→ **本文抜粋**:
↓

この2段階のプロセスを明確に意識することが、問題を正しく解くための道筋です。
- 倍率の公式と合成倍率:
- 核心: レンズによる像の倍率は \(m = |b/a|\) で与えられます。そして、組合せレンズ全体の倍率は、各レンズの倍率の積 \(m_{\text{全体}} = m_1 \times m_2 \times \dots\) で計算できます。
- 理解のポイント: L₁で\(m_1\)倍に拡大された像を、L₂がさらに\(m_2\)倍に拡大する、という直感的なイメージがそのまま数式になっています。(5)では、この合成倍率の考え方を用いて全体の倍率を計算します。
応用テクニック:似た問題が出たらココを見る!解法の鍵と着眼点
- 応用できる類似問題のパターン:
- 顕微鏡: 対物レンズ(L₁に対応)で物体の倒立実像を作り、それを接眼レンズ(L₂に対応)で拡大して虚像として観察する装置。この問題は、まさに顕微鏡の基本原理そのものです。
- ケプラー式望遠鏡: 遠方の物体を対物レンズで焦点付近に実像として結び、それを接眼レンズで拡大して虚像として観察する装置。物体が無限遠にある(\(x \rightarrow \infty\))と考える点が異なりますが、リレー結像の考え方は同じです。
- 凹レンズとの組み合わせ: 凸レンズと凹レンズを組み合わせたガリレオ式望遠鏡など。凹レンズを扱う場合は、焦点距離\(f\)を負の値としてレンズの公式に代入する必要があります。
- 初見の問題での着眼点:
- レンズごとに分解: 複雑な組合せレンズの問題でも、焦らずにレンズ1枚ずつに注目し、それぞれのレンズについて「物体は何か」「像はどこか」を特定します。
- 1枚目の像の位置を確定: まず、最初のレンズが作る像の位置(\(y\))と種類(実像か虚像か)を、レンズの公式を使って完全に求めます。これが次のステップの土台となります。
- 2枚目の物体距離を正しく設定: 2枚目のレンズにとっての物体距離は、レンズ間の距離(\(d\))と1枚目の像の位置(\(y\))から求めます。この問題では \(d-y\) となりますが、像の位置関係によっては \(d+y\) や \(y-d\) となる場合もあるため、図を描いて正確に把握することが重要です。
- 虚像の扱いに注意: 虚像ができる条件(物体が焦点の内側)や、レンズの公式における像距離の符号(\(b<0\))は、特に間違いやすいポイントなので慎重に扱います。

↑

→ **課題**:
[A] 組合せレンズの解説文の「この2段階のプロセスを明確に意識することが、問題を正しく解くための道筋です。」から「m_2 \times \dots\) で計算できます。」までを、「プロセス」を「手順」に差し替えて書き直しなさい。
[B] 組合せレンズの解説文を、最後の文に続けて書き進めなさい。
データは組合せレンズの解説文とは別の資料です。

→ **元データ**:
↓

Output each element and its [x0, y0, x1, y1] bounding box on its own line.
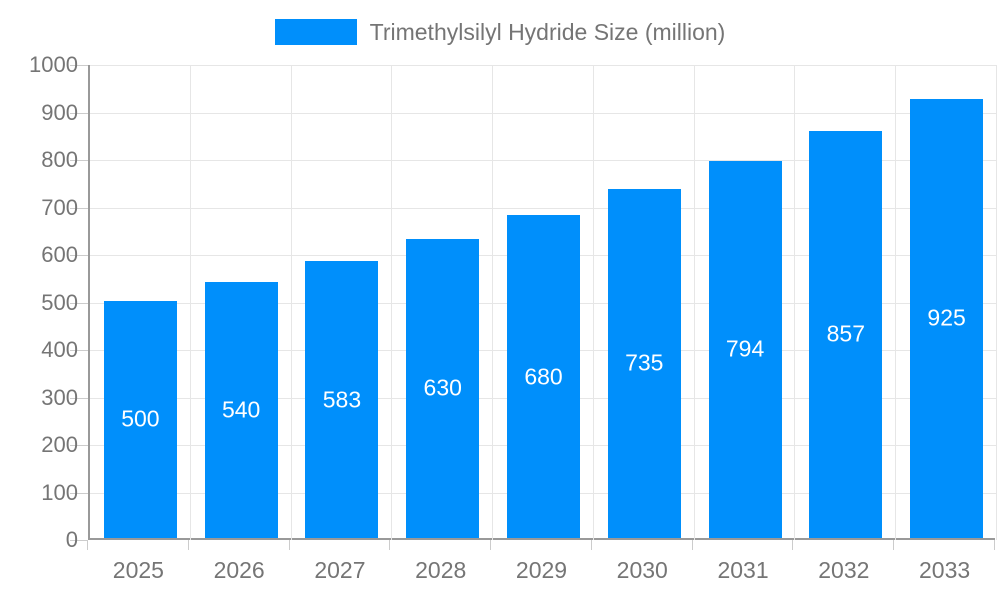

↑

→ **課題の解答**:
[A]
この2段階の手順を明確に意識することが、問題を正しく解くための道筋です。
- 倍率の公式と合成倍率:
- 核心: レンズによる像の倍率は \(m = |b/a|\) で与えられます。そして、組合せレンズ全体の倍率は、各レンズの倍率の積 \(m_{\text{全体}} = m_1 \times m_2 \times \dots\) で計算できます。

[B]
要注意!ありがちなミス・誤解とその対策
- 虚像の符号ミス:
- 誤解: (4)でレンズの公式を立てる際、虚像の距離\(z\)を正の値のまま \(b=z\) として代入してしまう。
- 対策: レンズの公式における距離の符号のルールを徹底しましょう。「光が進む向きを正とし、レンズを原点と考える。実像はレンズの後方(\(b>0\))、虚像はレンズの前方(\(b<0\))にできる」と覚えておくのが基本です。
- 2枚目のレンズの物体距離の計算ミス:
- 誤解: L₂の物体距離を、L₁が作った像の距離\(y\)そのものだと勘違いしてしまう。
- 対策: 必ず図を描き、レンズ間の距離\(d\)と像の位置\(y\)の関係を視覚的に確認しましょう。L₂から見た物体P₁Q₁までの距離が \(d-y\) であることを図から読み取ることが重要です。
- 倍率の計算ミス:
- 誤解: (5)でL₂の倍率を計算する際に、\(m_2 = |z/y|\) のように、無関係な距離を使ってしまう。
- 対策: 倍率の公式 \(m=|b/a|\) は、あくまで「そのレンズ単体での」像距離と物体距離の比です。L₂の倍率を計算するなら、L₂にとっての像距離(\(-z\))と物体距離(\(d-y\))を使わなければなりません。
なぜその公式?論理的な公式選択と適用の思考法
- レンズの公式:
- 選定理由: 物体、レンズ、像の位置関係を問うているため。これは、レンズの結像を扱う上での中心的な法則です。
- 適用根拠: 光の屈折の法則を、球面という幾何学的な形状に適用し、近軸光線(光軸の近くを通る光)という近似を用いることで導出される関係式です。
- 倍率の公式:
- 選定理由: (2)や(5)で像の「倍率」が問われているため。
- 適用根拠: 物体と像からそれぞれ光軸に下ろした垂線と、レンズの中心を通る光線が作る2つの相似な三角形の辺の比から、幾何学的に導出されます。
- 合成倍率の公式:
- 選定理由: (5)で「組合せレンズの倍率」という、光学系全体の倍率が問われているため。
- 適用根拠: 最終的な像の大きさは、(元の物体の大きさ) \(\times m_1 \times m_2\) となることから、全体の倍率が各倍率の積に等しいことは自明です。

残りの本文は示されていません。